» Given exercise: Your task is to copy every line of the entries that contains "سورة".
— Start Records to use —
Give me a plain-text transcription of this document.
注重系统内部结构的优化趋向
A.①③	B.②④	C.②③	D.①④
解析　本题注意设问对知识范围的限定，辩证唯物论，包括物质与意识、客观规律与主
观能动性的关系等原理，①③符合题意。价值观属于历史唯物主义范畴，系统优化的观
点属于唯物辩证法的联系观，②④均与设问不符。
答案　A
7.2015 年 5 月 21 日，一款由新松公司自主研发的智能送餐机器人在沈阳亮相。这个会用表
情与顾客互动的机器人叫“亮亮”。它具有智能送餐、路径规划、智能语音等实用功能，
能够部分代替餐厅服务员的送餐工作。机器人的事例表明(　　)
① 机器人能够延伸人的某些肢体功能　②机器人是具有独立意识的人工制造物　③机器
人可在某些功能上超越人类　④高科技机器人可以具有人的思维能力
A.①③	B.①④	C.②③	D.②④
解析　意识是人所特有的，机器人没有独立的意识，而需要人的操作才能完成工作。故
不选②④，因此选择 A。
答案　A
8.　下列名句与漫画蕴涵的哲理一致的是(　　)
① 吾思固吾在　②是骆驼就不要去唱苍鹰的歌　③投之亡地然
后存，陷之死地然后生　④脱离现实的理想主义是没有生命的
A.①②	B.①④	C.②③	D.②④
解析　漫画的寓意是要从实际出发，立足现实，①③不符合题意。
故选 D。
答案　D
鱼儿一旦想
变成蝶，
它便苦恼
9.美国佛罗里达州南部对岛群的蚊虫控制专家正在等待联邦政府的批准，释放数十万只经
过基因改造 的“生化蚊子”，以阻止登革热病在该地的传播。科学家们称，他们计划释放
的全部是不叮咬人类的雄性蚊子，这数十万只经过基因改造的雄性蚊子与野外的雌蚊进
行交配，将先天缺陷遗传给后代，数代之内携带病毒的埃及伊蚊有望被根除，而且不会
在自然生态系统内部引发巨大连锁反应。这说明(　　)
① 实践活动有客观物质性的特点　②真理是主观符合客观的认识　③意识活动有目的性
— End Records to use —
— Start Records to use —
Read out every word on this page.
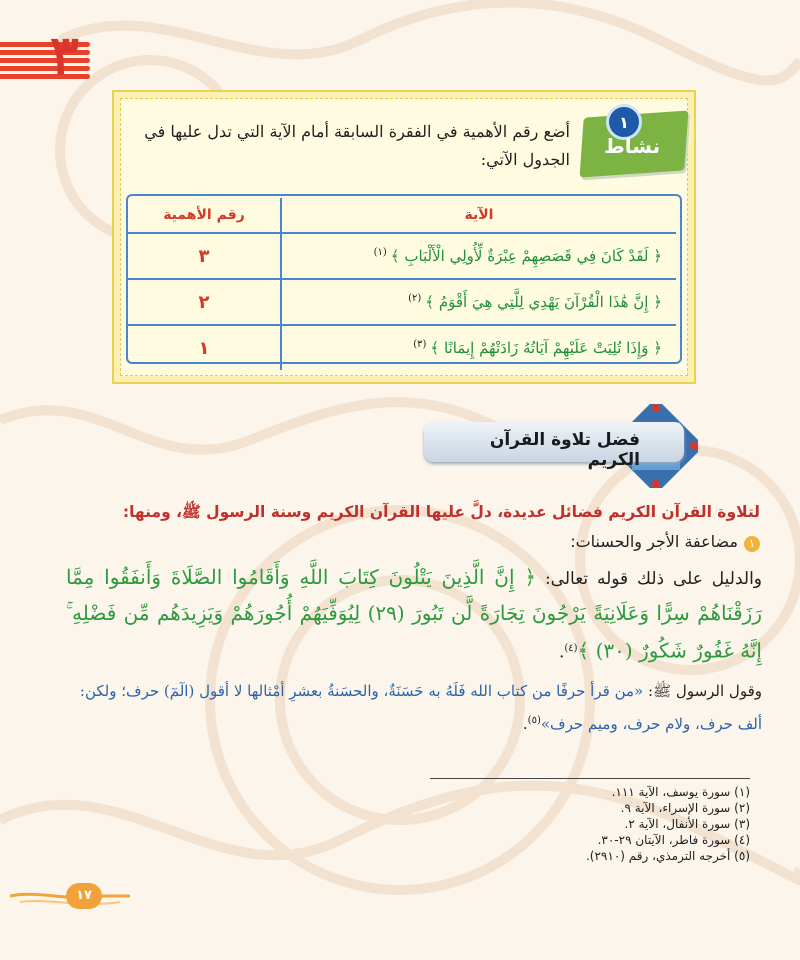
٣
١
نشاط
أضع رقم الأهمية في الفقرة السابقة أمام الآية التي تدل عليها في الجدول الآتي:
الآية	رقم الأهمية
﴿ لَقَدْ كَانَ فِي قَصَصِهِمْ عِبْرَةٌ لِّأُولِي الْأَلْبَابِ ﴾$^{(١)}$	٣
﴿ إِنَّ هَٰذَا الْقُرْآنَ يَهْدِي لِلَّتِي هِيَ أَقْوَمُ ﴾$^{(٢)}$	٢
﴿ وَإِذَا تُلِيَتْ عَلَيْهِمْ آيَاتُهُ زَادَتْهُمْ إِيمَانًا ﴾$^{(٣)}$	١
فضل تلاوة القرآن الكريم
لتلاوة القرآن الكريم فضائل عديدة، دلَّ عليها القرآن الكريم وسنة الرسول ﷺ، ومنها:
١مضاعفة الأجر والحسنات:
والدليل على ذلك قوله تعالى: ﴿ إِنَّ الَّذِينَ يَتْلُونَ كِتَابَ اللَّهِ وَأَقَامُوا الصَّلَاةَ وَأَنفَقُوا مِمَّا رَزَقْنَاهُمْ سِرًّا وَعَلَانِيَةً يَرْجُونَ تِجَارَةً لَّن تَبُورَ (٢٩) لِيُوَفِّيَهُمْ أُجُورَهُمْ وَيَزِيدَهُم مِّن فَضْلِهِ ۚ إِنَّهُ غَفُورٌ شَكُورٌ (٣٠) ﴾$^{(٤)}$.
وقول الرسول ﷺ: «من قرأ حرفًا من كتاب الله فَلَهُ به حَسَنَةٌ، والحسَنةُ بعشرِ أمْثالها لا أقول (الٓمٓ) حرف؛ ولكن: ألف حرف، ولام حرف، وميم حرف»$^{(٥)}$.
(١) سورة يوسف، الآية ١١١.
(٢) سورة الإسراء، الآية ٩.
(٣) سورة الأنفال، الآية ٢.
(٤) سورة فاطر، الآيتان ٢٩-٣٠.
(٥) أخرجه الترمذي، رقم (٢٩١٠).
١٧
— End Records to use —
— Start Records to use —
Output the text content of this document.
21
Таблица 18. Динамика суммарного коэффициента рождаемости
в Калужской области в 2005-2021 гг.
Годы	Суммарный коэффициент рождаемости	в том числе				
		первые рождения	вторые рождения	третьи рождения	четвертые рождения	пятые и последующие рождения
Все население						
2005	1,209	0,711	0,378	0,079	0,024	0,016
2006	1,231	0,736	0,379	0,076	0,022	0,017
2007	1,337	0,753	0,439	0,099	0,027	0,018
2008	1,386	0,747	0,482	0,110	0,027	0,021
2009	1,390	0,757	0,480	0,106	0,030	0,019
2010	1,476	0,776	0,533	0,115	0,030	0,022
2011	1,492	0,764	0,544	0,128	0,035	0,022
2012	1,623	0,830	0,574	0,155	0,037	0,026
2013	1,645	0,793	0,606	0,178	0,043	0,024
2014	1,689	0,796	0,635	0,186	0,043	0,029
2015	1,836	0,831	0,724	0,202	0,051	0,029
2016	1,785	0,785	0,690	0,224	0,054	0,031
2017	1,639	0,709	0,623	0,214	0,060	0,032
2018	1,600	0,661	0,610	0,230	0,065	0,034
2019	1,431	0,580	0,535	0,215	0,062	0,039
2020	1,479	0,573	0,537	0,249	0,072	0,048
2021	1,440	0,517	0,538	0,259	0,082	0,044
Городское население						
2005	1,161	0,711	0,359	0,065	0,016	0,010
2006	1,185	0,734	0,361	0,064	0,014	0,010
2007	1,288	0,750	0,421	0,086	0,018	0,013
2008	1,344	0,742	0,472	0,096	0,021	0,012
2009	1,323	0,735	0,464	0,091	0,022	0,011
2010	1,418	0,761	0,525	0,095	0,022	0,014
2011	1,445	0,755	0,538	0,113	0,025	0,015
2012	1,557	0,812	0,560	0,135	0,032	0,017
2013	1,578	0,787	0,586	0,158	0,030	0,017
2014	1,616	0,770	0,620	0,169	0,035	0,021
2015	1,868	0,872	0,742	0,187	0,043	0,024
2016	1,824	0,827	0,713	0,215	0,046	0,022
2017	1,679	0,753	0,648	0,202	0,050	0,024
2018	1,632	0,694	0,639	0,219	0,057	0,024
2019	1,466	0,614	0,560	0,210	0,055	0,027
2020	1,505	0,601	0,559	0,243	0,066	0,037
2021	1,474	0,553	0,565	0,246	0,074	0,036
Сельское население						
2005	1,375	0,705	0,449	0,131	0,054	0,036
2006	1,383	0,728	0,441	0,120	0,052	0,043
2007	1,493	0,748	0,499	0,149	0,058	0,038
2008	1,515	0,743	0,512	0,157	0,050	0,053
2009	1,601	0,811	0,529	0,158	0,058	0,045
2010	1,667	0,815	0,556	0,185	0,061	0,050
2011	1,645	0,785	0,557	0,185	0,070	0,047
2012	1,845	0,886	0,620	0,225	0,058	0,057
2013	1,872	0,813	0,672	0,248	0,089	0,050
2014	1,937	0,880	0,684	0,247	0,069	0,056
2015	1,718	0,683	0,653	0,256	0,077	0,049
— End Records to use —
» Result of the task:
(١) سورة يوسف، الآية ١١١.
(٢) سورة الإسراء، الآية ٩.
(٣) سورة الأنفال، الآية ٢.
(٤) سورة فاطر، الآيتان ٢٩-٣٠.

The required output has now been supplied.